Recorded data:
============================================================
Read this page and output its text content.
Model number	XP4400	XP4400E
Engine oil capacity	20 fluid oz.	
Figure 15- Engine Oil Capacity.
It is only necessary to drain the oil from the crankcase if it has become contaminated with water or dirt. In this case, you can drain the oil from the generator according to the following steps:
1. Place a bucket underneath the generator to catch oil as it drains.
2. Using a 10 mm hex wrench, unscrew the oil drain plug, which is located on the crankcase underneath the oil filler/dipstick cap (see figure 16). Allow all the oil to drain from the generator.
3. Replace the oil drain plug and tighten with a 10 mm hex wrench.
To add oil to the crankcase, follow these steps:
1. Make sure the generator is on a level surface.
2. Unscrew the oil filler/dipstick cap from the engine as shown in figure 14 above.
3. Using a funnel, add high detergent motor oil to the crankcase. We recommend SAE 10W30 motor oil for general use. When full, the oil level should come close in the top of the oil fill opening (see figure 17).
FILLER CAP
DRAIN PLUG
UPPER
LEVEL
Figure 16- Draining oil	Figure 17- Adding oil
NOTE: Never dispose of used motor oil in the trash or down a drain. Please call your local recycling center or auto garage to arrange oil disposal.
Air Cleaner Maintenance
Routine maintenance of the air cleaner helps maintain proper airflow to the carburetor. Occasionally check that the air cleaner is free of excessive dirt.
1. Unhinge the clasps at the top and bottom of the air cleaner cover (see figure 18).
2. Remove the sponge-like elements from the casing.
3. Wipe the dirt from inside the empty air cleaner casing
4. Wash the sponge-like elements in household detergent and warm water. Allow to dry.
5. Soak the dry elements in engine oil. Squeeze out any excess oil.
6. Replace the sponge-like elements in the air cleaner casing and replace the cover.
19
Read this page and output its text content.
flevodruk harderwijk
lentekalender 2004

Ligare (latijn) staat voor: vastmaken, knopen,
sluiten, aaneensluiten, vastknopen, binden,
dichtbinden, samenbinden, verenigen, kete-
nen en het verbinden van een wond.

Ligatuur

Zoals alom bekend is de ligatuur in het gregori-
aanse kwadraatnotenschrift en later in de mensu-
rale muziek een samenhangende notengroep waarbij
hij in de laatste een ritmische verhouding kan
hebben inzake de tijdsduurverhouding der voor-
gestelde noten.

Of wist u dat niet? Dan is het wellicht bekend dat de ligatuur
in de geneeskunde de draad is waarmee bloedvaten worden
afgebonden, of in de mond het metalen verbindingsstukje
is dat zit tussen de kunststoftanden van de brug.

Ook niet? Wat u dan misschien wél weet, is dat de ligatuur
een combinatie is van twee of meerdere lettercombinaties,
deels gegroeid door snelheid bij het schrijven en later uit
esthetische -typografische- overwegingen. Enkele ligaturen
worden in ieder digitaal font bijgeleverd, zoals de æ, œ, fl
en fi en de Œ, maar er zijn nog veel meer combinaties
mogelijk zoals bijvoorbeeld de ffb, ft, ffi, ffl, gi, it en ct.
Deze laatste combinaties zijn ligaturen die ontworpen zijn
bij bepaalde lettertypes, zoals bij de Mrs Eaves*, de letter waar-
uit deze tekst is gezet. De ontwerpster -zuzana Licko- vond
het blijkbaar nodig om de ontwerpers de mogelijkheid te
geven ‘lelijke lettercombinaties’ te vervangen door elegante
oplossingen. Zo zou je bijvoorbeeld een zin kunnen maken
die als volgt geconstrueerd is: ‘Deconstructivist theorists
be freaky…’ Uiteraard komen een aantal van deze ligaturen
============================================================
Find every line with the word "from" and state how many there are, with no other words.

5